Material for this task:
▶

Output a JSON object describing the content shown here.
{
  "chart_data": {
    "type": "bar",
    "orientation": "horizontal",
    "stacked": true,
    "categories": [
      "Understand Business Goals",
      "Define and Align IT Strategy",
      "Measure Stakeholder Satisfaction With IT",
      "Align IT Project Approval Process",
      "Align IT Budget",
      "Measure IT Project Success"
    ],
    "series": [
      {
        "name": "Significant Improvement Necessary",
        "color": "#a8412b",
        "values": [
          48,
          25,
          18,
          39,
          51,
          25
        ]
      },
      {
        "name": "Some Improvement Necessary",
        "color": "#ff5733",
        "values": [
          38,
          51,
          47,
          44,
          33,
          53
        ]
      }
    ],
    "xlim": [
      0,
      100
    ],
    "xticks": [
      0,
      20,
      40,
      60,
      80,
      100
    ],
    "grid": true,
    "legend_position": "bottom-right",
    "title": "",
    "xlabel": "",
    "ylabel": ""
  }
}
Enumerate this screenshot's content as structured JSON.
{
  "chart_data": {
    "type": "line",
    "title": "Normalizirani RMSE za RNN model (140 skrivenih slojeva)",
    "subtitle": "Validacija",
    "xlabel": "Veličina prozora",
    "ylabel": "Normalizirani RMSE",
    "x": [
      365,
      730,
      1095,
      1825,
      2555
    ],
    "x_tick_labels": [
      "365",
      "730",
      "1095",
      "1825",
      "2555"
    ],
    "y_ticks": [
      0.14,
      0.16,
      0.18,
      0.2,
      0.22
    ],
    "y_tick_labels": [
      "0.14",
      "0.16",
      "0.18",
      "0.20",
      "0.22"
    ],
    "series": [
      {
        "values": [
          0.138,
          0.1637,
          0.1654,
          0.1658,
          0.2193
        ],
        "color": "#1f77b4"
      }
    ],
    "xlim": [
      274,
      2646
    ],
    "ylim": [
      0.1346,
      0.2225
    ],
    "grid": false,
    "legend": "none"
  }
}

◀
▶

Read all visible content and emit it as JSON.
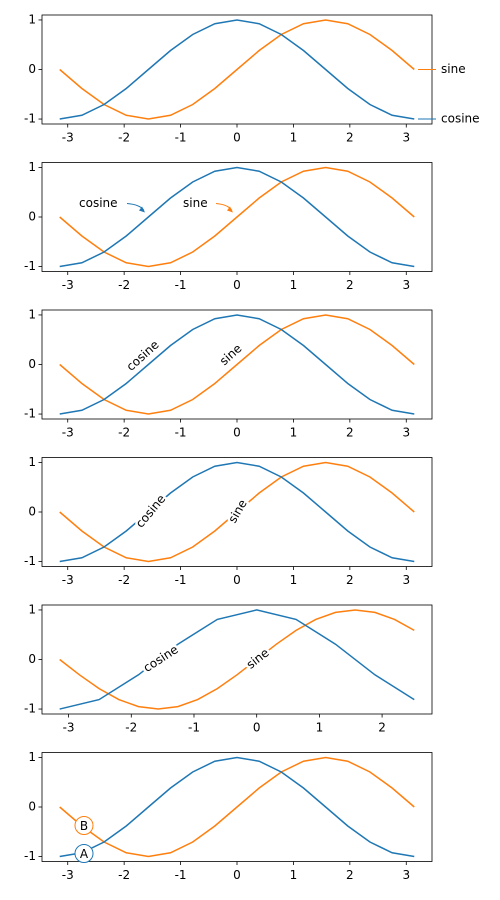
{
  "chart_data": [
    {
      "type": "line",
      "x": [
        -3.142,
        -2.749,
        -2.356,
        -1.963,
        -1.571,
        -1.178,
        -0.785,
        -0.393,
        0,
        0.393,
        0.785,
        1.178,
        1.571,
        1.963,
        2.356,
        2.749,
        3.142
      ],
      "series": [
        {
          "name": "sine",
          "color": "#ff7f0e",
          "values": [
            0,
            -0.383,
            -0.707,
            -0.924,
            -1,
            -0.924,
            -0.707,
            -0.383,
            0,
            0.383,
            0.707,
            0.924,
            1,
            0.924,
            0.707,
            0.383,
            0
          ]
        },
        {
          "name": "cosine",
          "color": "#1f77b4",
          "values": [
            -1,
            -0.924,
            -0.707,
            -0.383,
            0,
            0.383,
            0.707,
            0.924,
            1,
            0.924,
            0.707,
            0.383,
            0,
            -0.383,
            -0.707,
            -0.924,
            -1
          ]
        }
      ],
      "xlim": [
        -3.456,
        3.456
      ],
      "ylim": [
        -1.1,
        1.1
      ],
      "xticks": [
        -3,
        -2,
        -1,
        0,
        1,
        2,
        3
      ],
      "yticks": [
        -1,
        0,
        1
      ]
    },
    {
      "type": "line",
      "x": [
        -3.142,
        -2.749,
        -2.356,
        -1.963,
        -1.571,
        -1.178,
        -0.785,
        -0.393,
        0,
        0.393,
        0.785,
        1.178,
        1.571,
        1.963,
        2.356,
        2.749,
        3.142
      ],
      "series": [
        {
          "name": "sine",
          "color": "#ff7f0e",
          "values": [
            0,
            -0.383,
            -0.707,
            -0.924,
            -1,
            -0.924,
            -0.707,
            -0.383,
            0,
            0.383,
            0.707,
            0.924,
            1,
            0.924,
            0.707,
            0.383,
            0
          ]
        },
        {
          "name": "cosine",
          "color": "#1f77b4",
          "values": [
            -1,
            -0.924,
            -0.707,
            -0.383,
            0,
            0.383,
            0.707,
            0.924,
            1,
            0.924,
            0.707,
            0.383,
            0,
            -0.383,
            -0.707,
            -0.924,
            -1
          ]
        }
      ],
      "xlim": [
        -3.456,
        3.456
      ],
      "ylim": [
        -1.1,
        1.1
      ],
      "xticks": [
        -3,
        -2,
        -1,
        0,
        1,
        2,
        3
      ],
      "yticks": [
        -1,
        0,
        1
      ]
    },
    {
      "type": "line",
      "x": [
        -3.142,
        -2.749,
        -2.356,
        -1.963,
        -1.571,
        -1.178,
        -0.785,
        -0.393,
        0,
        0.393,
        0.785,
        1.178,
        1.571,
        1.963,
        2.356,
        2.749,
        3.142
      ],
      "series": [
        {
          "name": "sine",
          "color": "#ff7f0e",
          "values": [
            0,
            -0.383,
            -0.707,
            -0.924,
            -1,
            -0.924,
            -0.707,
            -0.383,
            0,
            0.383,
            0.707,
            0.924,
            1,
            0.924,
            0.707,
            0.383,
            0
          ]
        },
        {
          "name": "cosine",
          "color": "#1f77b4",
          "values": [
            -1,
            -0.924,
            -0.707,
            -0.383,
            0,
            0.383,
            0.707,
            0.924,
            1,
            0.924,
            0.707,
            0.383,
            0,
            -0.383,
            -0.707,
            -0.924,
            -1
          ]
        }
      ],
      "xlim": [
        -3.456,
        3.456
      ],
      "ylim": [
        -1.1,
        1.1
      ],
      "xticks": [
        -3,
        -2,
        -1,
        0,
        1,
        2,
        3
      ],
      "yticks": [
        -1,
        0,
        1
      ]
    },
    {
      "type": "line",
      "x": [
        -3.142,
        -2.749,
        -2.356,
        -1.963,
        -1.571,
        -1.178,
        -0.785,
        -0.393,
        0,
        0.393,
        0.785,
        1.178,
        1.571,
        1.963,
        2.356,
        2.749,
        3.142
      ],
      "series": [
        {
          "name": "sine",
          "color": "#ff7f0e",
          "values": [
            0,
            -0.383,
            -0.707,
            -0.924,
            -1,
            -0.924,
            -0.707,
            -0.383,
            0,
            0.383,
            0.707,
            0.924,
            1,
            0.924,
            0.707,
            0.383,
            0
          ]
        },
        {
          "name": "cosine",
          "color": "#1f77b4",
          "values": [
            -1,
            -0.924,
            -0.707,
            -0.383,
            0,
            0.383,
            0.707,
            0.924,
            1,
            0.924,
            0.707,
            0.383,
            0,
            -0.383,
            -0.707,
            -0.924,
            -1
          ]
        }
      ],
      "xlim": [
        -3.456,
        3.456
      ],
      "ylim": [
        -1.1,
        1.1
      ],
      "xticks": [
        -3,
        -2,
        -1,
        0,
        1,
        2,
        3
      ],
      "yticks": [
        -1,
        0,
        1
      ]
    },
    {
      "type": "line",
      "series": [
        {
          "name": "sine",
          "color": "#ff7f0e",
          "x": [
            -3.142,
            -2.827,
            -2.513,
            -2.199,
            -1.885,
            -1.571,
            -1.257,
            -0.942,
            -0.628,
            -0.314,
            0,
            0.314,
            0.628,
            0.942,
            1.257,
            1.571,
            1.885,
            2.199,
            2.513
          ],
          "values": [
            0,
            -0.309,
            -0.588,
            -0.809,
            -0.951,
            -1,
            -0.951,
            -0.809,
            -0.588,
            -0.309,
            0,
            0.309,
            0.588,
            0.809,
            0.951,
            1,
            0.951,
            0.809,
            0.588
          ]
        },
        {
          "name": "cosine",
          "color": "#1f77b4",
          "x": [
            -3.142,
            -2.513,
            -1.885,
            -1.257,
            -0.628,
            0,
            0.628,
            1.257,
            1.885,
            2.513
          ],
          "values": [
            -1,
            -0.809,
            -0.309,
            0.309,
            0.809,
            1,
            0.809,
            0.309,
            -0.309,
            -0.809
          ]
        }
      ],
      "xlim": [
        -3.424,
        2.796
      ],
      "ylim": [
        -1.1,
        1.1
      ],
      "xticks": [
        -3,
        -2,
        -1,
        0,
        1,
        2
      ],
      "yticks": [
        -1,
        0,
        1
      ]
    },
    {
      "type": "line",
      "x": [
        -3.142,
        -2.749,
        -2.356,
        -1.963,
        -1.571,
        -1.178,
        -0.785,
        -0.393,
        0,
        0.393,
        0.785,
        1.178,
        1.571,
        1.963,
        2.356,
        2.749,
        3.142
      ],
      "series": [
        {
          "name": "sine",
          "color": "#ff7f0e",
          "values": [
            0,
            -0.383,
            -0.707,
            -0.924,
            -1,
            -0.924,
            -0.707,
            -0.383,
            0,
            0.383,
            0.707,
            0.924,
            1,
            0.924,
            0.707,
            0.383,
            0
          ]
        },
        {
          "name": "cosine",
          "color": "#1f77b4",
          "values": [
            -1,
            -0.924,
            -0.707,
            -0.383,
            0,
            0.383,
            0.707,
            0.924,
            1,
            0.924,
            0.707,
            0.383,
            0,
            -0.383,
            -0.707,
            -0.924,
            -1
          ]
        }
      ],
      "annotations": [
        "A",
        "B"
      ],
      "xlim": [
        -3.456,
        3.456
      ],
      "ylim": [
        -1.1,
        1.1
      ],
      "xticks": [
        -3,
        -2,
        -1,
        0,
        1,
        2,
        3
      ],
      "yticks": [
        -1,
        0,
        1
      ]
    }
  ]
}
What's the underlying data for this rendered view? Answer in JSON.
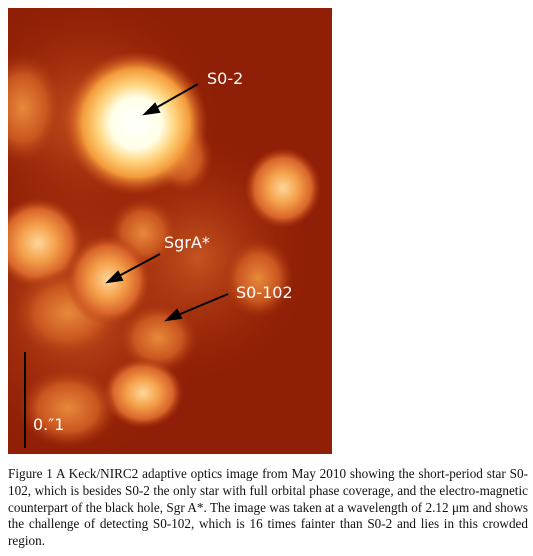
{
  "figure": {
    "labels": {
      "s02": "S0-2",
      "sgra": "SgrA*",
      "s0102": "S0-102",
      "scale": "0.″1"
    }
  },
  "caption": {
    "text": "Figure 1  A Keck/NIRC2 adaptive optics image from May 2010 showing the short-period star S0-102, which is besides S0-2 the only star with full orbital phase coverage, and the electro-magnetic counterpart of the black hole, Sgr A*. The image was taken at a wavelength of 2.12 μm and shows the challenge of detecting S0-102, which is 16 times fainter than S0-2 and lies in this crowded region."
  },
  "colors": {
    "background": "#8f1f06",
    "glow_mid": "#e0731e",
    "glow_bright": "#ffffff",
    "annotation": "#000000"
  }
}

◀

Count each line with "Project" in it and report that figure by itself.

2